■ **Статья**
######

Миф "Они". Становление «Мы» является одновременно
становлением «Они». Мир расщепляется. «Они» — это те, кто не попадает в «Мы».
Как уже было отмечено, граница, охватывающая «Мы», очень подвижна. Поэтому
подвижен и объем охвата «Они».
Существенным является то, что «Они»
ощущается изначально как нечто враждебное. Миф homo sovieticus не признает середины.
Почему собственно это происходит?
Если выявить внутреннюю логику мифа, то
ответ заключается в следующем: сдача личных позиций перед властью путем
самовключения в «Мы» приводит к ненависти ко всему, что сохранило свою
самостоятельность перед «Мы» и властью. На «Они» переносится недовольство
самим собою, своим собственным падением. Неучастие в этом падении
представляется враждебным поведением.
При этом на «Они» проецируются все
характеристики власти, загнанные в подсознание и утаиваемые от себя. «Они»
предстают сознанию как стоящие вне всякой сдерживающей моральной, правовой или
религиозной силы, безжалостными, коварными, чуждыми понимания.
Заметим, что отсюда и развертывается
собственная жестокость в случаях подлинного конфликта.
ЦЕННОСТНЫЕ НАПРАВЛЕНИЯ
Хотя я уже кратко касался того, какими
становятся представления об истине, добре, праве и справедливости в контексте
мифа homo sovieticus, имеет смысл вернуться к этой теме более подробно после
того, как обрисованы в общих чертах основные лица этого мифа.
Религиозное. Власть по своей мифической
сущности подавляет и исключает все сакральное и благодатное. Внутренняя
потребность человека в религии сокрушается в плане личном и в суррогатной
форме воскрешается в плане «Мы».
В плане личном у человека нет сакрального
утешения, сакральной поддержки — устойчивого календаря святых праздников,
посещения церкви, очищающих обрядов. Состояние скрытого отчаяния заменяет этот
календарь новым календарем разгула, загула и забвения (совсем неважно,
используются ли при этом старые праздники — они ведь меняют свой смысл — или
новые, государственные) . Вместо регулярного возвращения к ритуальным основам
жизни — хмельное стряхивание с себя дневной заботы и бегство от внутренней
неустойчивости. Неудовлетворенность этим вывернутым календарем, давление
пустоты, занявшей место священного, выражается в нивелирующем все и вся
кощунственном цинизме (пьяный и непьяный мат), космическом аспекте
справедливости (о которой еще речь впереди), уравнивании всего и каждого в
грязи «телесно-чувственного низа» (Бахтин).
В плане суррогатном summit bonum (высшее
благо религии) трансформируется в благо «Мы», точнее в сопереживание успехов
«Мы». Поскольку в конечном счете «Мы» отождествляется с властью, то эти успехи
обычно имеют внешний экстенсивный характер — географическое распространение
власти, военные победы, показательные успехи (спортивные, космические). Так
компенсируется в конечном счете отказ от личности перед лицом власти и ее
растворение в «Мы».

######

■ **Задания для работы**
**1.** Процитируйте отрывок из текста о мифе homo sovieticus от слов «предстают сознанию как» до слов «лица этого мифа.» включительно.
**2.** Ответьте по тексту о мифе homo sovieticus на три вопроса, каждый ответ дайте с новой строки под той же буквой.
(а) Что переносится на «Они»?
(б) Чем состояние скрытого отчаяния заменяет календарь святых праздников?
(в) Во что трансформируется summit bonum в суррогатном плане?
**3.** Продолжите текст о мифе homo sovieticus, начав сразу после его последнего предложения.

######

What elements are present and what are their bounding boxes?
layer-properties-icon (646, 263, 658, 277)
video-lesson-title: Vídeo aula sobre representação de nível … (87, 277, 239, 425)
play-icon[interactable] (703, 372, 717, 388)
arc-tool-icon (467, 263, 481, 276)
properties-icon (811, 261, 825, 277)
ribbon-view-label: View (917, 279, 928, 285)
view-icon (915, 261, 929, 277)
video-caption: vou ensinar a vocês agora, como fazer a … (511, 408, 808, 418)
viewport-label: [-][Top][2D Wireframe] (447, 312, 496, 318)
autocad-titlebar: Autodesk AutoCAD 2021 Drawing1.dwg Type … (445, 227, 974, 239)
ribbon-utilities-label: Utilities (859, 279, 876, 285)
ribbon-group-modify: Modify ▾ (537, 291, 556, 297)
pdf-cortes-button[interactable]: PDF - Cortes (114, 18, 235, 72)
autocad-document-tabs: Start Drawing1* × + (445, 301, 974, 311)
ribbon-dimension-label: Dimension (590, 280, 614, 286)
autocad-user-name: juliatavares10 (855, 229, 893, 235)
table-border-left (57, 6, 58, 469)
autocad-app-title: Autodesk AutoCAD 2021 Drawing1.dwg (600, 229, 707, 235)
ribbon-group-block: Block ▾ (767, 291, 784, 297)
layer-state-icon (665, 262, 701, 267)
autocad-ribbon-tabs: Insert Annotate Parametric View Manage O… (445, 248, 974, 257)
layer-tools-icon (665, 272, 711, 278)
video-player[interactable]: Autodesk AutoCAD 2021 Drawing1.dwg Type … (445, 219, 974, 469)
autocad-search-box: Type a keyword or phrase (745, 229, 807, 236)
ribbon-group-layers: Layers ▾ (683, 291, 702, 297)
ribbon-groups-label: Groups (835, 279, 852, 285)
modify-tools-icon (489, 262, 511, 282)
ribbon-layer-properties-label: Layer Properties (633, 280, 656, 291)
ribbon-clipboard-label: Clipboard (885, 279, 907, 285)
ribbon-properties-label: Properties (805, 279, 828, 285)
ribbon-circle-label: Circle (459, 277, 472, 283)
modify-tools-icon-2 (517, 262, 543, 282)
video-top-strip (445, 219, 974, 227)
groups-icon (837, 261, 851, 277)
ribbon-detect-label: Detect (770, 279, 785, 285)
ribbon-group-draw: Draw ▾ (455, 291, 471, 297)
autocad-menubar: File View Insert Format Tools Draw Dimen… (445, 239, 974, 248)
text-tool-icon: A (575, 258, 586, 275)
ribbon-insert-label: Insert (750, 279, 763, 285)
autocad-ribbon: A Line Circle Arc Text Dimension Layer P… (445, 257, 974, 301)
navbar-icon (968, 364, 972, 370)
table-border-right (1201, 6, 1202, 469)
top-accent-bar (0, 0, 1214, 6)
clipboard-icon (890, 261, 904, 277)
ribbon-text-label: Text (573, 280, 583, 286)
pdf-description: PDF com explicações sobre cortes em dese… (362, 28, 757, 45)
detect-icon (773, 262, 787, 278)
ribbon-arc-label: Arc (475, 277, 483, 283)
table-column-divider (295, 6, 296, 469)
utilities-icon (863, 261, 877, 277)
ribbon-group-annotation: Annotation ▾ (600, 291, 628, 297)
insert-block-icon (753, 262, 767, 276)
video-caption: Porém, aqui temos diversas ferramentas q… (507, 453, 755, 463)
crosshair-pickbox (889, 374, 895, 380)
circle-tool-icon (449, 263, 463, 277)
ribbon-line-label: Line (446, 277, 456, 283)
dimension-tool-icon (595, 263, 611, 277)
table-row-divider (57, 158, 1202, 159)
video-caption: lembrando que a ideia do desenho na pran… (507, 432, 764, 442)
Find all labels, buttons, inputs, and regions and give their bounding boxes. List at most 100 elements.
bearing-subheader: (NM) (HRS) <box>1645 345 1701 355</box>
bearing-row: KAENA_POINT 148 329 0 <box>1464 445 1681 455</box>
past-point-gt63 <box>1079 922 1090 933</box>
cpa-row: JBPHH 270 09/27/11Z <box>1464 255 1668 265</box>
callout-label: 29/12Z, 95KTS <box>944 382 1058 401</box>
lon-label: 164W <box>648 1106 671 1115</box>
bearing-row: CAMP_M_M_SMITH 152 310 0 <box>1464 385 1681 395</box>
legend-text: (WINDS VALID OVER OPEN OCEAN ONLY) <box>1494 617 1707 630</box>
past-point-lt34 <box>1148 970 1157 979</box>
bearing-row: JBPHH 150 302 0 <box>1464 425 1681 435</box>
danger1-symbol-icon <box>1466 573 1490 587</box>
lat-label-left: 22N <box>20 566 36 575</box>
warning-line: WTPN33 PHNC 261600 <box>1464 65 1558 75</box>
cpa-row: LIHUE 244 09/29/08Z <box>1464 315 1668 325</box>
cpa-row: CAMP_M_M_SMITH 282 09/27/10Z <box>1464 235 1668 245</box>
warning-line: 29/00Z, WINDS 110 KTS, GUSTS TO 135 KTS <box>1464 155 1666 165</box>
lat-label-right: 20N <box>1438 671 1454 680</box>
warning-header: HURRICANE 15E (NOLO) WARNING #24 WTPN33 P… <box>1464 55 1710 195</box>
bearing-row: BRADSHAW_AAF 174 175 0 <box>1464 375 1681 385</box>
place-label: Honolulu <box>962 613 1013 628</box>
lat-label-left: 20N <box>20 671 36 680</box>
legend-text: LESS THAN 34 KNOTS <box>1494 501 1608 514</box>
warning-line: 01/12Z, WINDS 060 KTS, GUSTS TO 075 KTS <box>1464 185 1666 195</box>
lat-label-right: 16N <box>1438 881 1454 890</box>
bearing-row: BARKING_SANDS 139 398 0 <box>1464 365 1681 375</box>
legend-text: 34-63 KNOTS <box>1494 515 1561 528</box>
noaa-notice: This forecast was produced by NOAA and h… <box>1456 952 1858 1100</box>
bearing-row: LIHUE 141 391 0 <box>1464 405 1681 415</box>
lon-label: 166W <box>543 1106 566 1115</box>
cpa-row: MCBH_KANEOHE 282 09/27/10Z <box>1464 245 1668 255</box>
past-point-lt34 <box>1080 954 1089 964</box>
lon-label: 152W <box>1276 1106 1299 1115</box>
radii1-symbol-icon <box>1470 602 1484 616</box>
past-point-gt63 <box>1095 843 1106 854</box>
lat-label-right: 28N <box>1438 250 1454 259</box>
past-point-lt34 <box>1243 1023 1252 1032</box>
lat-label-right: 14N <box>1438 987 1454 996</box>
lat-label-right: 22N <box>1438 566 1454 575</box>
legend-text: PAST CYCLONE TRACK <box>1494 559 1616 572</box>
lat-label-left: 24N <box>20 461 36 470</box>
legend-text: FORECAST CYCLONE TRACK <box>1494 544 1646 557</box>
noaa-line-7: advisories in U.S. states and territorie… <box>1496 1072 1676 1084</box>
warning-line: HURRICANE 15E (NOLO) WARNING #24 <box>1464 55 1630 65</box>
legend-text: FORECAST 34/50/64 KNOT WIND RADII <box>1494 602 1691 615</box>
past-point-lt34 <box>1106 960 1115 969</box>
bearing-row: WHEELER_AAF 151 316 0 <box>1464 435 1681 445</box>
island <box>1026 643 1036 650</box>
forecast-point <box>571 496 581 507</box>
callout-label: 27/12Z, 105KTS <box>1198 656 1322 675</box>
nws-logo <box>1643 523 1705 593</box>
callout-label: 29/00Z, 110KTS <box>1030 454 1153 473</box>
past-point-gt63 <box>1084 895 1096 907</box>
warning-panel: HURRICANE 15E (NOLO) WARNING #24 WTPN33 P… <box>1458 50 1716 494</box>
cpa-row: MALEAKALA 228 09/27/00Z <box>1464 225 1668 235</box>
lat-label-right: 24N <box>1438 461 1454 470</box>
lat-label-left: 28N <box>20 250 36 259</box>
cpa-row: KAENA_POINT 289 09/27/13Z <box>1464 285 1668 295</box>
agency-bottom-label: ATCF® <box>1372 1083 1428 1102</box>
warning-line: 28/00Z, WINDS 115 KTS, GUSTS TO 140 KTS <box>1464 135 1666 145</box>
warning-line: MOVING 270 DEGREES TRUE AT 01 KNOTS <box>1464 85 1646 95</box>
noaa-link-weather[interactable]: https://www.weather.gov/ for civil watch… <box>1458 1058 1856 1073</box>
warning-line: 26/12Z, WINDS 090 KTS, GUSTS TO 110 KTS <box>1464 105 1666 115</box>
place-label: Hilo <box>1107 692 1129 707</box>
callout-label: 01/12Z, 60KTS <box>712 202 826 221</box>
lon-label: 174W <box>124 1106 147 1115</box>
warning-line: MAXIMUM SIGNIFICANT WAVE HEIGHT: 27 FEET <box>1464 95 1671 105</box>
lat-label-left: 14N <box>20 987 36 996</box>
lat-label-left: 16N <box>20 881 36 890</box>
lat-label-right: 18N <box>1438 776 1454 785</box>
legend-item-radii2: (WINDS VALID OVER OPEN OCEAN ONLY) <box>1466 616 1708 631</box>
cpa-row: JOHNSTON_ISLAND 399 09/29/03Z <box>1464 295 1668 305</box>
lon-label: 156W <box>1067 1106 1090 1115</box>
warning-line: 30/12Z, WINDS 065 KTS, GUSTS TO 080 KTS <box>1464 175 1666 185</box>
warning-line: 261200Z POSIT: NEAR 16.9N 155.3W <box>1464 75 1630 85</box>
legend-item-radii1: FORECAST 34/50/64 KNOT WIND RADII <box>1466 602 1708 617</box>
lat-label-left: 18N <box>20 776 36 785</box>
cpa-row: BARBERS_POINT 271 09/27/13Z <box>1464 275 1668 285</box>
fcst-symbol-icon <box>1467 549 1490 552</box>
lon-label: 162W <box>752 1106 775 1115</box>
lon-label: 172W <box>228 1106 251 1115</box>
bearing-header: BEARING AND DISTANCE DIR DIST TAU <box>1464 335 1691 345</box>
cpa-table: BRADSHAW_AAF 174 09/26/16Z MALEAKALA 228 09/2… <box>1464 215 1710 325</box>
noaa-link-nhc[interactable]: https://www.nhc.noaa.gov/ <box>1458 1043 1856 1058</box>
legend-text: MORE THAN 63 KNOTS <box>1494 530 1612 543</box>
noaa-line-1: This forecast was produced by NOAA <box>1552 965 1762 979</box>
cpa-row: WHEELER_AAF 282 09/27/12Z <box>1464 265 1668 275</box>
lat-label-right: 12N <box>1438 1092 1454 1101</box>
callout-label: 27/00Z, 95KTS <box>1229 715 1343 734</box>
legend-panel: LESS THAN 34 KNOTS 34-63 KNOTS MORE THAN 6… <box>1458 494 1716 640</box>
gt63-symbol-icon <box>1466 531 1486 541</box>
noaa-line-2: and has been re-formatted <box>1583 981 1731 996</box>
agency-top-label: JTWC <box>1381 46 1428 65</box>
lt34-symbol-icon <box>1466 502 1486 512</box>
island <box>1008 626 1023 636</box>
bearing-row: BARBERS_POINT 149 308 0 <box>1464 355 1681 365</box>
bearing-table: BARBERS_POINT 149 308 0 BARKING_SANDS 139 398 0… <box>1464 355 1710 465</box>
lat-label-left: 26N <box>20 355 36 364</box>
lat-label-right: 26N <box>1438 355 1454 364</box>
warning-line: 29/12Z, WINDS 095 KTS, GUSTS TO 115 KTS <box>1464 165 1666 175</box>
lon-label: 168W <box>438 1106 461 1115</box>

######

■ **Выполненные задания**
**1.**
предстают сознанию как стоящие вне всякой сдерживающей моральной, правовой или
религиозной силы, безжалостными, коварными, чуждыми понимания.
Заметим, что отсюда и развертывается
собственная жестокость в случаях подлинного конфликта.
ЦЕННОСТНЫЕ НАПРАВЛЕНИЯ
Хотя я уже кратко касался того, какими
становятся представления об истине, добре, праве и справедливости в контексте
мифа homo sovieticus, имеет смысл вернуться к этой теме более подробно после
того, как обрисованы в общих чертах основные лица этого мифа.

**2.**
(а) На «Они» переносится недовольство самим собою, своим собственным падением.
(б) Его заменяет новый календарь разгула, загула и забвения.
(в) Оно трансформируется в благо «Мы», точнее в сопереживание успехов «Мы».

**3.**
Право и справедливость. Как уже указывалось,
закон, право несовместимы с миром власти — для них отсутствует независимая
сакральная основа, ибо такая основа противопоставляла бы их власти (как
происходило, например, в странах ислама, где право шариата опиралось на религию
и противовес произволу монархов). Homo sovieticus ищет защиту от власти и
одновременно соединения с властью не в праве, а в «Мы». И тут возникает
справедливость как имманентный «Мы» принцип уравнивания. Вхождение в «Мы»
рождает чувство равной соответственности. Внутри «Мы» ничто не должно
выделяться. Этим равенством личность компенсирует себя за сдачу перед властью.
Другая форма компенсации — участие в коллективной «соборной» силе. Эта-то сила
и должна гарантировать справедливость. А поскольку «Мы» тяготеет к
отождествлению с властью, то в конечном счете власть становится искомым гарантом.
Фактически возможен раскол власти и справедливости (в советской истории это,
правда, еще не случалось). Тогда сила «Мы» может обратиться против власти
несправедливой, ища власть справедливую. Нормой, однако, является гармония
«Мы», власти и справедливости, а конкретные случаи несправедливости приписываются
частной злой воле.
Этическое. Говоря эмпирически и массово,
этическое в жизни человека имеет своим происхождением либо сознание долга и
достоинства, либо непосредственное чувство, причем и то и другое несомы
массовой психологией, и массовый человек черпает их из нее. Первое начало
(долг и достоинство) родственны праву и поэтому в мифе homo sovieticus также
лишены священной, независимой от власти опоры, как и право. Долг превращается
в единственный долг — повиноваться власти, как это делают все, от достоинства
же личность отрекается, уходя в «Мы». Что такое конкретный долг, конкретные
обязанности, все это узнается из повелений власти и формулируется властью.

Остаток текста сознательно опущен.